Data items
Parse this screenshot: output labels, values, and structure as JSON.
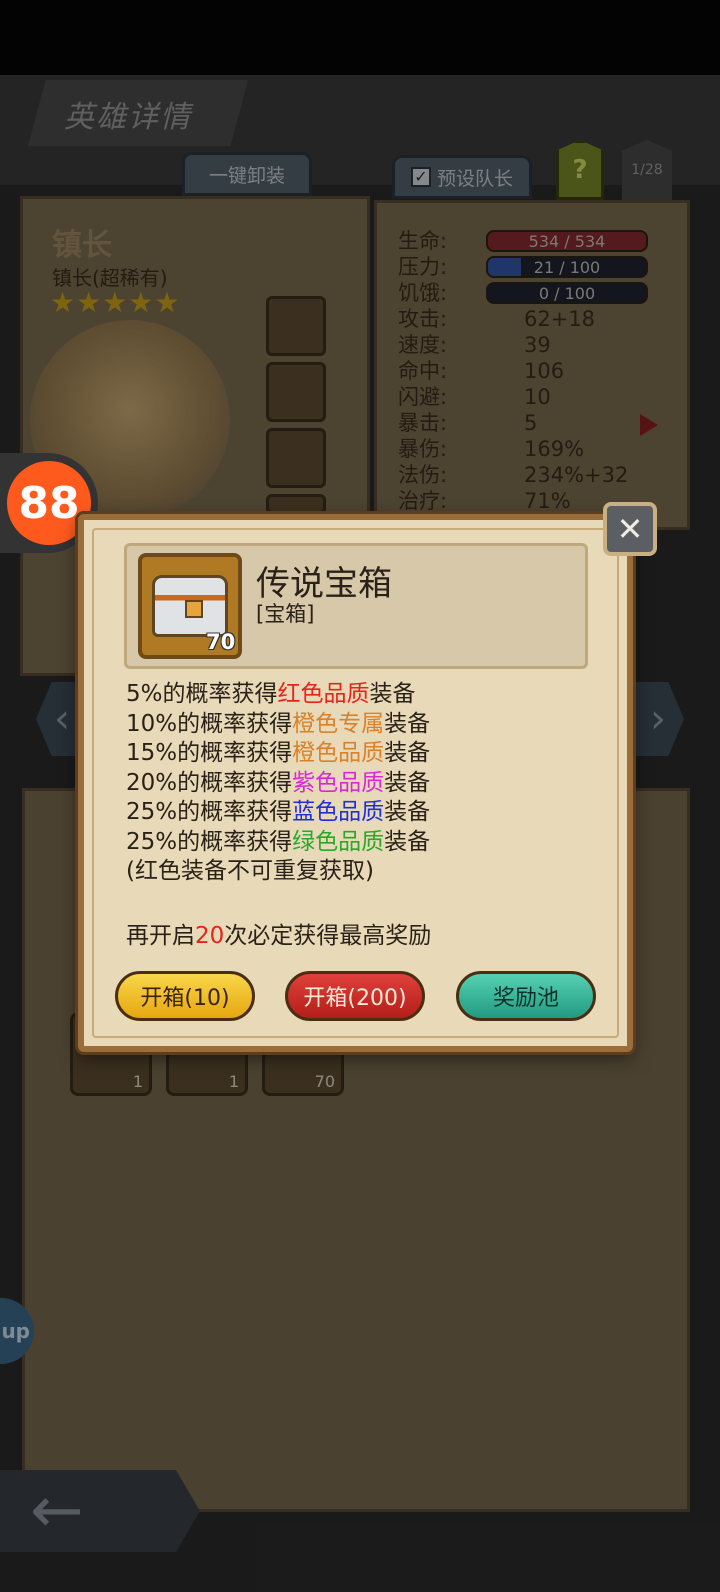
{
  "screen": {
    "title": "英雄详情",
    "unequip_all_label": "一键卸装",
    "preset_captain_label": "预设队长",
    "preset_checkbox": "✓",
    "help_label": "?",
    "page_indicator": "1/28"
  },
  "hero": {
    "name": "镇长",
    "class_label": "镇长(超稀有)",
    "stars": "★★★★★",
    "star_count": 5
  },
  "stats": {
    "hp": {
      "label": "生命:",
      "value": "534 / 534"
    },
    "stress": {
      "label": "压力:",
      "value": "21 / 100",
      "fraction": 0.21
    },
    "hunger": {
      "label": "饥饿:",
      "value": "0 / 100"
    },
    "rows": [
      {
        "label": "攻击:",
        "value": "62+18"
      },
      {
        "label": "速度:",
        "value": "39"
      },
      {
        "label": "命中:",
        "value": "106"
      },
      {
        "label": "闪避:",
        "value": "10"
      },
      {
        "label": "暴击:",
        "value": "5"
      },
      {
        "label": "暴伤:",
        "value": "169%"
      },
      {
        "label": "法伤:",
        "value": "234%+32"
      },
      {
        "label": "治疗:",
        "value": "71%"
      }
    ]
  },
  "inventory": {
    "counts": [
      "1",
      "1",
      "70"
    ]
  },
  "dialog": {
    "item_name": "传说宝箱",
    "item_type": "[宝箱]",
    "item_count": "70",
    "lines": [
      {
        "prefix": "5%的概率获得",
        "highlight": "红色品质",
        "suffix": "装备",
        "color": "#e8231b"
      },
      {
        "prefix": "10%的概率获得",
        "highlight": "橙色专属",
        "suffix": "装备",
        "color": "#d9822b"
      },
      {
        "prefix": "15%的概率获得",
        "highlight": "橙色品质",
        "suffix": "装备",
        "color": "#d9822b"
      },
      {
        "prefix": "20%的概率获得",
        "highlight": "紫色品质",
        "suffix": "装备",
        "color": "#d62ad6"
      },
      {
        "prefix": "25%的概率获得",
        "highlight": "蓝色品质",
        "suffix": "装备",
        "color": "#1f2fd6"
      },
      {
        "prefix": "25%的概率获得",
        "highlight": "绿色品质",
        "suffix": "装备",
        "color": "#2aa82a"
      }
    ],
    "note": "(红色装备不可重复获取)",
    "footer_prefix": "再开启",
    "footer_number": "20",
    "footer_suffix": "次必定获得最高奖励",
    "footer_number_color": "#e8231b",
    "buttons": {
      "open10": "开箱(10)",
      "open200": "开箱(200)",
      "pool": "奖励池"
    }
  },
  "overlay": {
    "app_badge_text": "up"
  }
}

==

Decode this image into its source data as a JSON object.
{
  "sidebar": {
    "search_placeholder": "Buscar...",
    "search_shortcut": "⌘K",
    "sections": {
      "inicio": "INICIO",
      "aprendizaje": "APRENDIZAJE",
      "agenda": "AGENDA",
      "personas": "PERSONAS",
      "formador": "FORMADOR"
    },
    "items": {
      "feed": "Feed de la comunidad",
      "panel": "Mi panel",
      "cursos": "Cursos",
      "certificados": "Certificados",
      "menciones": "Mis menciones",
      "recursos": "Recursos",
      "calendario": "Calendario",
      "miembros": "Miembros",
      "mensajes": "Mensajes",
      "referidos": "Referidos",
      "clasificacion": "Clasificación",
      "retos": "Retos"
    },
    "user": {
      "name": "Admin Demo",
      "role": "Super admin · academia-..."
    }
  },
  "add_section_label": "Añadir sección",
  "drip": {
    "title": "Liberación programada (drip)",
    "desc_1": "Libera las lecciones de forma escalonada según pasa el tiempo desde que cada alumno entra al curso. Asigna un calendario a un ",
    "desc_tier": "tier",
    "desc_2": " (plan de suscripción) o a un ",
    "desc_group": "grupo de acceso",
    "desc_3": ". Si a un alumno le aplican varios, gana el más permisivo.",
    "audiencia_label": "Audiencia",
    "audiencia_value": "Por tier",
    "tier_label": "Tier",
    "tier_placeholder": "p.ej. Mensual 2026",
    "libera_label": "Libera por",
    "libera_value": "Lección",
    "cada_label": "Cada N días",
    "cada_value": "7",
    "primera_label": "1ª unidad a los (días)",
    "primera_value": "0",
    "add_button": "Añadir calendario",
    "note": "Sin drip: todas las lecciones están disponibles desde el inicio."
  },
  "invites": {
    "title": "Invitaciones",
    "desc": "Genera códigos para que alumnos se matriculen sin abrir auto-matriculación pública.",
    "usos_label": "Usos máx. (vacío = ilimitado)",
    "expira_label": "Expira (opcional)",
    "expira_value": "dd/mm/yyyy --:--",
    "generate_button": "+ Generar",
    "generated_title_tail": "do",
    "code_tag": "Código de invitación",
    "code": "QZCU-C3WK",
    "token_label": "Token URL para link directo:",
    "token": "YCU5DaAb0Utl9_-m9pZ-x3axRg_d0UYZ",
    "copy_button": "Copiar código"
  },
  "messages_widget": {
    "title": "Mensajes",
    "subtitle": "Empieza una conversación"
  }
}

--

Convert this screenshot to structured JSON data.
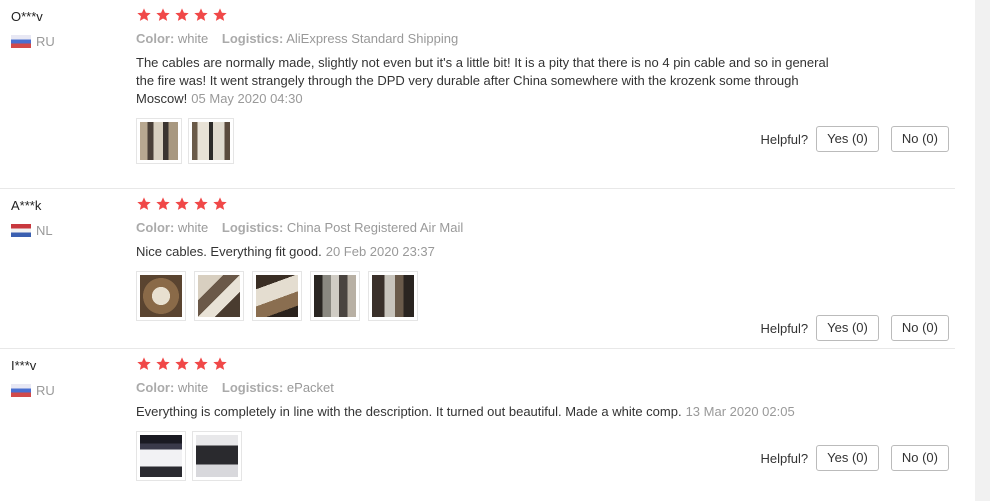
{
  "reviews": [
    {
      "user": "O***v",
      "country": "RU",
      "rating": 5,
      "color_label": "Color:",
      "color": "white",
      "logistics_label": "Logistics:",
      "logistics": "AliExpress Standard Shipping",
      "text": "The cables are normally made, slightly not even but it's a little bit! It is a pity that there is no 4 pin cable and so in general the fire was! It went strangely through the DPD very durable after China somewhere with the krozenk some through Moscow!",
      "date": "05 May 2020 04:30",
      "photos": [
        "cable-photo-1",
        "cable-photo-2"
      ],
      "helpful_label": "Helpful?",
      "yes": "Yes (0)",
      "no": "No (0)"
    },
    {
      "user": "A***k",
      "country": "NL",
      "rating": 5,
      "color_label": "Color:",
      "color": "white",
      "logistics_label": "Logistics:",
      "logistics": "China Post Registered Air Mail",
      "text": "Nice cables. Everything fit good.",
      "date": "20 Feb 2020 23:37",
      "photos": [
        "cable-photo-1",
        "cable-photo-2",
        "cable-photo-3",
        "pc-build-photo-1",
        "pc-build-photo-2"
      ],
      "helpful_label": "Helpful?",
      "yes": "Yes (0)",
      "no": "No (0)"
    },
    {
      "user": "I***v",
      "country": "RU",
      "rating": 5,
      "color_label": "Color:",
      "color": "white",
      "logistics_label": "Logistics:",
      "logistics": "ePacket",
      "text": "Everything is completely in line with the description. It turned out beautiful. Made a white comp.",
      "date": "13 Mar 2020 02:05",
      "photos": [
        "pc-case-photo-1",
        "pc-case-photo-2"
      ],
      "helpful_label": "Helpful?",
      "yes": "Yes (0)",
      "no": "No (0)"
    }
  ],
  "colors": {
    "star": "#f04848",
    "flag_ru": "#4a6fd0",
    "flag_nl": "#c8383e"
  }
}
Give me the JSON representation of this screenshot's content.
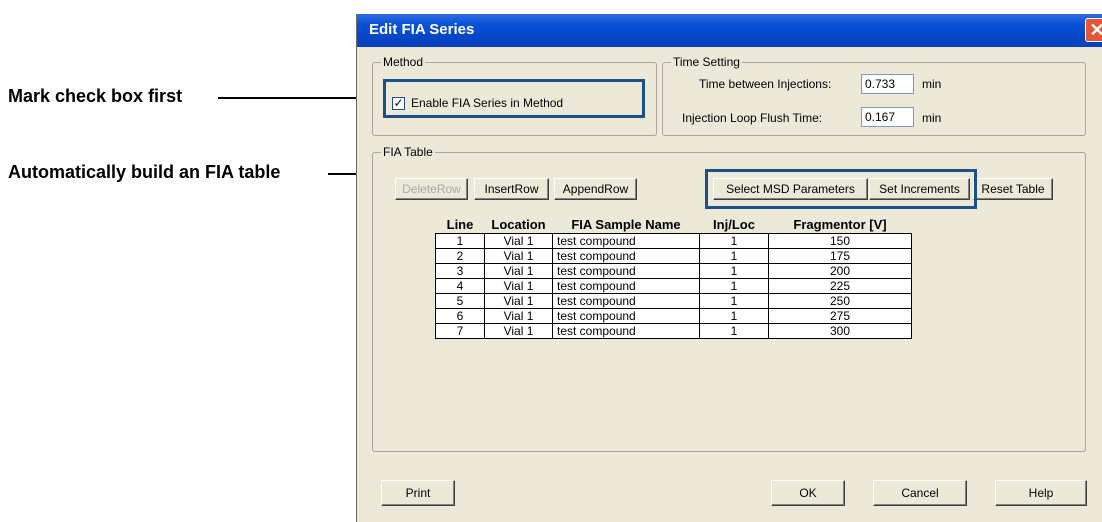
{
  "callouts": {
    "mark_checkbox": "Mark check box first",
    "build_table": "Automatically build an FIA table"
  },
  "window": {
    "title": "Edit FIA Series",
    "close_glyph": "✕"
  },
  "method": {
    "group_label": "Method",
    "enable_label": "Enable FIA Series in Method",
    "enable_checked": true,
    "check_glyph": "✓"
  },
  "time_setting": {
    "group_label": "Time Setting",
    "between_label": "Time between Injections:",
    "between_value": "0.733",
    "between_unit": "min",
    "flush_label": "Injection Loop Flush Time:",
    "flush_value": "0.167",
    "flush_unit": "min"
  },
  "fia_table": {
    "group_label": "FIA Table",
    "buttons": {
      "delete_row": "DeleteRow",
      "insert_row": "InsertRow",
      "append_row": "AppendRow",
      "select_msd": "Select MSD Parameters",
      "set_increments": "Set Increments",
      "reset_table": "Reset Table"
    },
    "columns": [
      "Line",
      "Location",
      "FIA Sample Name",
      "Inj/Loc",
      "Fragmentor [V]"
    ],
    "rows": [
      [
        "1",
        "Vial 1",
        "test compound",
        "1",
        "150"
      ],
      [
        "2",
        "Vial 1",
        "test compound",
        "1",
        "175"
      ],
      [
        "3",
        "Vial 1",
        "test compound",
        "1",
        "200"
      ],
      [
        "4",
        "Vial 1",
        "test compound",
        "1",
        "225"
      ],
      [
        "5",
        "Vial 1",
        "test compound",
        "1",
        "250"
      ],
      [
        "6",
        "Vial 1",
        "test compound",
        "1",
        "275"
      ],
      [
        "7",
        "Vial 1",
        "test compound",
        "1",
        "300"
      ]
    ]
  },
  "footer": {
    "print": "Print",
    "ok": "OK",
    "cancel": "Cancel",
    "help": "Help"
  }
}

Required work:
Within the data above, count the lines that contain the string "Añadir"; the reply is the number alone.

Finished answer:
2